··· SUPPLIED DATA

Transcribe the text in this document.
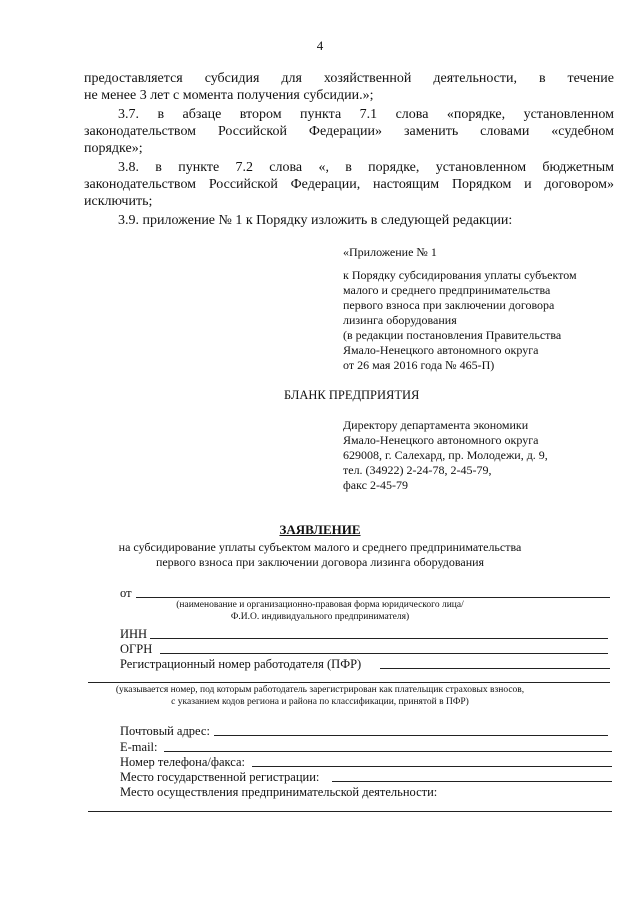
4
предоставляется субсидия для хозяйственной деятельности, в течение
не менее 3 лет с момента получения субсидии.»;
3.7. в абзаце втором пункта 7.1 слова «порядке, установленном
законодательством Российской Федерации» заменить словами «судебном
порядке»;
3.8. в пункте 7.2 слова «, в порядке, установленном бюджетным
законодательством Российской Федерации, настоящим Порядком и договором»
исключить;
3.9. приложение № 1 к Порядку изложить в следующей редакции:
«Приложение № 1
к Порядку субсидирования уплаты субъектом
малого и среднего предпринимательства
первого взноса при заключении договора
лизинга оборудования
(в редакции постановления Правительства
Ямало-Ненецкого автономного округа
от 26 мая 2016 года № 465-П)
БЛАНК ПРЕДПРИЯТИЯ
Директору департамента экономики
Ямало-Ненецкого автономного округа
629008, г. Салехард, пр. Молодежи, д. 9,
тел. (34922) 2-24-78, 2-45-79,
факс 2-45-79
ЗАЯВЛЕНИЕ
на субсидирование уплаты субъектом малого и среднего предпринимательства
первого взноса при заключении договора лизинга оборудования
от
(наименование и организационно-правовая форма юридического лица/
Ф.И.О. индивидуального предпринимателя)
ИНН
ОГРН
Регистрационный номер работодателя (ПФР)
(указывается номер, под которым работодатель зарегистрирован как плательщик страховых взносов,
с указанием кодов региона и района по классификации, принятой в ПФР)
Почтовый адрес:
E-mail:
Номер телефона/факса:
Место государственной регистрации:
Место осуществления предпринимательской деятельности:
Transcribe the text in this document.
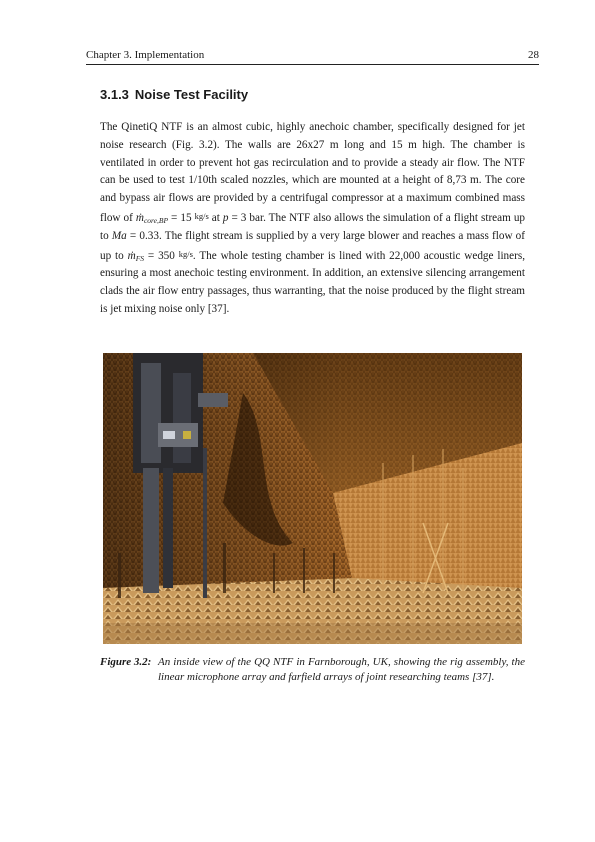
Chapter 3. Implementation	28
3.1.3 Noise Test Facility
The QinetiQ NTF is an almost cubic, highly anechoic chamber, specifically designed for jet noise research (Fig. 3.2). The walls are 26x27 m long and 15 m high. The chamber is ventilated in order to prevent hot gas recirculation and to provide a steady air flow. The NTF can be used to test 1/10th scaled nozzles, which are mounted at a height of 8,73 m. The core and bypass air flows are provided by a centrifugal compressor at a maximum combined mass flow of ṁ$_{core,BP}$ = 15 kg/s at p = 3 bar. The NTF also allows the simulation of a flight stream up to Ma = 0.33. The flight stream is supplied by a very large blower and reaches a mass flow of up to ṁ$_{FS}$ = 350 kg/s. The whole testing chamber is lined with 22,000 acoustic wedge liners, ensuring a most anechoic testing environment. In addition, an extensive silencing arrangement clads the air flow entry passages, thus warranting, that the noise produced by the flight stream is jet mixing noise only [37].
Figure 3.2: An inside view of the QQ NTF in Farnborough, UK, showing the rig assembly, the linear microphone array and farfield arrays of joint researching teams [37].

······
··· SUPPLIED DATA

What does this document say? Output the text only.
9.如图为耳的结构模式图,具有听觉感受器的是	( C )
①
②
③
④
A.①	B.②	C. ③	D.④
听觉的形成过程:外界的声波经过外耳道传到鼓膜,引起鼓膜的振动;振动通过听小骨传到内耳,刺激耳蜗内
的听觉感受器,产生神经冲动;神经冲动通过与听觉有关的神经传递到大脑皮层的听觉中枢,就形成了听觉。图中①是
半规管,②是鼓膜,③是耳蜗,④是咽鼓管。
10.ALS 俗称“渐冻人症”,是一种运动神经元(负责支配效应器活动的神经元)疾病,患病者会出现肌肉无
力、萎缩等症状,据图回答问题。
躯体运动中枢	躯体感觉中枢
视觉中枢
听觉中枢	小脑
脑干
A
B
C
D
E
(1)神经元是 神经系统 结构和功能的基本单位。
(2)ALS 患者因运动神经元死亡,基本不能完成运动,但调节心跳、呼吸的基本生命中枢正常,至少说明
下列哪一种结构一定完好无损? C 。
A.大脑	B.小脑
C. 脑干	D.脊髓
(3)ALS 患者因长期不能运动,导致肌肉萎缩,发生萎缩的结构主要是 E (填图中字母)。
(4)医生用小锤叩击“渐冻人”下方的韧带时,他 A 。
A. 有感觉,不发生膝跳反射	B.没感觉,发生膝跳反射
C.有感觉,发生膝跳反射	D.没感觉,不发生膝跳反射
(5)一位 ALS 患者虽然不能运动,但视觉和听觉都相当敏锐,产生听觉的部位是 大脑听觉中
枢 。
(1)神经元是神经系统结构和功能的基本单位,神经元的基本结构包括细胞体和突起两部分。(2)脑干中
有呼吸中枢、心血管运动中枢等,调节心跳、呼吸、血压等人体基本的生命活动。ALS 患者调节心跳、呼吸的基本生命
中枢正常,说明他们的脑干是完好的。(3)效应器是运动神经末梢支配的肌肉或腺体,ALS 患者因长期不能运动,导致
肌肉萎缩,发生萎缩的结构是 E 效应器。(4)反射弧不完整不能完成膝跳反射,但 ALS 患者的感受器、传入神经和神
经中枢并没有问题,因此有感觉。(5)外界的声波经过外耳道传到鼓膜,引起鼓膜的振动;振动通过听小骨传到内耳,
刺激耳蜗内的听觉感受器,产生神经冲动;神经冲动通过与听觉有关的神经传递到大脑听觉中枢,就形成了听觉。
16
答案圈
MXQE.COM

······

### WRITTEN TASK
Which lines hold the word "редакции"? Copy each of them from the records.

### RESULT FOR THIS EXERCISE
3.9. приложение № 1 к Порядку изложить в следующей редакции:
(в редакции постановления Правительства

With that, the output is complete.